Lines of data:
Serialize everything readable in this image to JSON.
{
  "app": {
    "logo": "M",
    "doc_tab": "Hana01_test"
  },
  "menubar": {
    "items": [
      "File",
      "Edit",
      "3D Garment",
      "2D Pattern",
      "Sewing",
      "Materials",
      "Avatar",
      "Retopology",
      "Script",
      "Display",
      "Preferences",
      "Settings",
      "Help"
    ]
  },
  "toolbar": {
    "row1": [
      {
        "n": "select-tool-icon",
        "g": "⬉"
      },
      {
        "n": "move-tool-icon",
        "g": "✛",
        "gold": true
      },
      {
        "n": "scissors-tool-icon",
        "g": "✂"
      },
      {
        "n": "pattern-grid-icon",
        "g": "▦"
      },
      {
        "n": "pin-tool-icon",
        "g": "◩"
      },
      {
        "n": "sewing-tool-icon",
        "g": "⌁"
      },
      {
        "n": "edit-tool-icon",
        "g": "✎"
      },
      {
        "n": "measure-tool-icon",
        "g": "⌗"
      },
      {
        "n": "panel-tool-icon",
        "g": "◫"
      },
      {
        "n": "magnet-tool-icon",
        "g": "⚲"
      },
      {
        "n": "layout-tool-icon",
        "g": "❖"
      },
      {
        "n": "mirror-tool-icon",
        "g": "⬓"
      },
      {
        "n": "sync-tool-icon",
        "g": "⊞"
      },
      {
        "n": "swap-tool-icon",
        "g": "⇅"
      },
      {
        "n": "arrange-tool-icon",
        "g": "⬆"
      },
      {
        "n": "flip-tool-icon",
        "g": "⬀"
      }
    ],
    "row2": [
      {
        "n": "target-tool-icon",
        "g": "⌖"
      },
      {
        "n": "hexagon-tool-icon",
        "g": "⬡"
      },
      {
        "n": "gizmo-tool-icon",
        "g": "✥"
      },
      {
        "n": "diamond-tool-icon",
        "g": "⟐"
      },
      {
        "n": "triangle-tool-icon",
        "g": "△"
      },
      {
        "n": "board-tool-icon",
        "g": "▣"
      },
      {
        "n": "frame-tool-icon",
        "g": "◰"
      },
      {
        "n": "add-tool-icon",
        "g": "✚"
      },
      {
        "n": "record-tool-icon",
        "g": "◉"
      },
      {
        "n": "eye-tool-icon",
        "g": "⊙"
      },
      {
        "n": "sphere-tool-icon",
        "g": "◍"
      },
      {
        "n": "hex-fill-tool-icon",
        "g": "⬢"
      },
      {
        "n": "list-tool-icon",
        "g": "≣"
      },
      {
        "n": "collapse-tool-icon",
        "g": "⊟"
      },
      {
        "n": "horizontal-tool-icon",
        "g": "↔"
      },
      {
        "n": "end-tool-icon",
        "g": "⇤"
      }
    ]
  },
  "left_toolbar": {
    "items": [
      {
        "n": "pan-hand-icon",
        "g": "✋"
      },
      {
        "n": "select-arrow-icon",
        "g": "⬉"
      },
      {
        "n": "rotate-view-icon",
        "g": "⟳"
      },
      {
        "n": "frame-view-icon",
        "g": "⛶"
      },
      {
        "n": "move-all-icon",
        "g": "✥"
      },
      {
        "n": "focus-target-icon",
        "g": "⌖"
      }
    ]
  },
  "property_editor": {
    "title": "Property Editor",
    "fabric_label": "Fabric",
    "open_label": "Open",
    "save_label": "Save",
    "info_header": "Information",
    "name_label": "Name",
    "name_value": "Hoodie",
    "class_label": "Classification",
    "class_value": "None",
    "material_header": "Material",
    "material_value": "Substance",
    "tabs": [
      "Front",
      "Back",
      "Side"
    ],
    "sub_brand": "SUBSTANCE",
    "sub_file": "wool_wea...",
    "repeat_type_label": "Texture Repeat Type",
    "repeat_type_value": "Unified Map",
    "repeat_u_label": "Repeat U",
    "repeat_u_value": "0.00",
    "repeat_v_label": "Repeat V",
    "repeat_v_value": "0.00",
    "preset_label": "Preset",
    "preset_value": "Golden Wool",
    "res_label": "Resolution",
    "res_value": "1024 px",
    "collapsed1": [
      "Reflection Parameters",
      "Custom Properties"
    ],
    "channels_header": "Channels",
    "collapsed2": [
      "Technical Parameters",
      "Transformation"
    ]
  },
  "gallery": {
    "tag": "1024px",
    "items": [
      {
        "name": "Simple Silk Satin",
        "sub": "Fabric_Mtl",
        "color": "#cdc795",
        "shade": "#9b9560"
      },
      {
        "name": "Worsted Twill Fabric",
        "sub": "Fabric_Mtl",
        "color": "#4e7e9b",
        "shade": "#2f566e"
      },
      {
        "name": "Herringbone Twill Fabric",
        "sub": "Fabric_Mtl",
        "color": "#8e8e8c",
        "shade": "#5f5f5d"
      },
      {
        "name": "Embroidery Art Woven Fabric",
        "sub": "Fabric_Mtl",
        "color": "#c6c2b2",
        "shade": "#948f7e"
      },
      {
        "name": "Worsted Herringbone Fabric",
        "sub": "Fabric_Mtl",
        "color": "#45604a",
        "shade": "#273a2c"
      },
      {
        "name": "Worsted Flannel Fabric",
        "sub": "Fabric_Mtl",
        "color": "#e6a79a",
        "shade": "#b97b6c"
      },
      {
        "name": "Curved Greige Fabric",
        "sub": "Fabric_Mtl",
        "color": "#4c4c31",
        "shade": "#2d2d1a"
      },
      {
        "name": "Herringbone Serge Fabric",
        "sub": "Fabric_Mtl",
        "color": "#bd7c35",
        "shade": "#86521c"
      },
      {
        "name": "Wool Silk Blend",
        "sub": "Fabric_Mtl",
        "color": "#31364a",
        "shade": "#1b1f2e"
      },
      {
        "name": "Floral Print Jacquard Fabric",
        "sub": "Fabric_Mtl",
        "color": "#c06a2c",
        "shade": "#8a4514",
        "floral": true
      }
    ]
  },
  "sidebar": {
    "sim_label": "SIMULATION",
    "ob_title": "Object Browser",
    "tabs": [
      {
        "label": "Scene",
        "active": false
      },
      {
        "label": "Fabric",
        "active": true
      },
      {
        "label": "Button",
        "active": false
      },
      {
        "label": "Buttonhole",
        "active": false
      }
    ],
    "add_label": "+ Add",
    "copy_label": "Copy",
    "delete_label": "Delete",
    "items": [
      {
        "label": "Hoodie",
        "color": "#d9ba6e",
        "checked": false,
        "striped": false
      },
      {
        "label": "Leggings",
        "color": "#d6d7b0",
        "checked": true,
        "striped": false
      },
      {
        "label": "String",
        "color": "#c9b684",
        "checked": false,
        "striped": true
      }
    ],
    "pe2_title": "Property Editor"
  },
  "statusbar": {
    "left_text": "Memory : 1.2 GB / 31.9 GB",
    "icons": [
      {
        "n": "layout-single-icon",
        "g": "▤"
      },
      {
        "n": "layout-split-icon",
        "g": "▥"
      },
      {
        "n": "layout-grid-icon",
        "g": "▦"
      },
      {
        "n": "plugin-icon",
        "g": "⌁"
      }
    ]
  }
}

WORK TO BE COMPLETED: Copy out every line holding the string "true".

REPLY:
        "gold": true
        "floral": true
        "active": true
        "checked": true,
        "striped": true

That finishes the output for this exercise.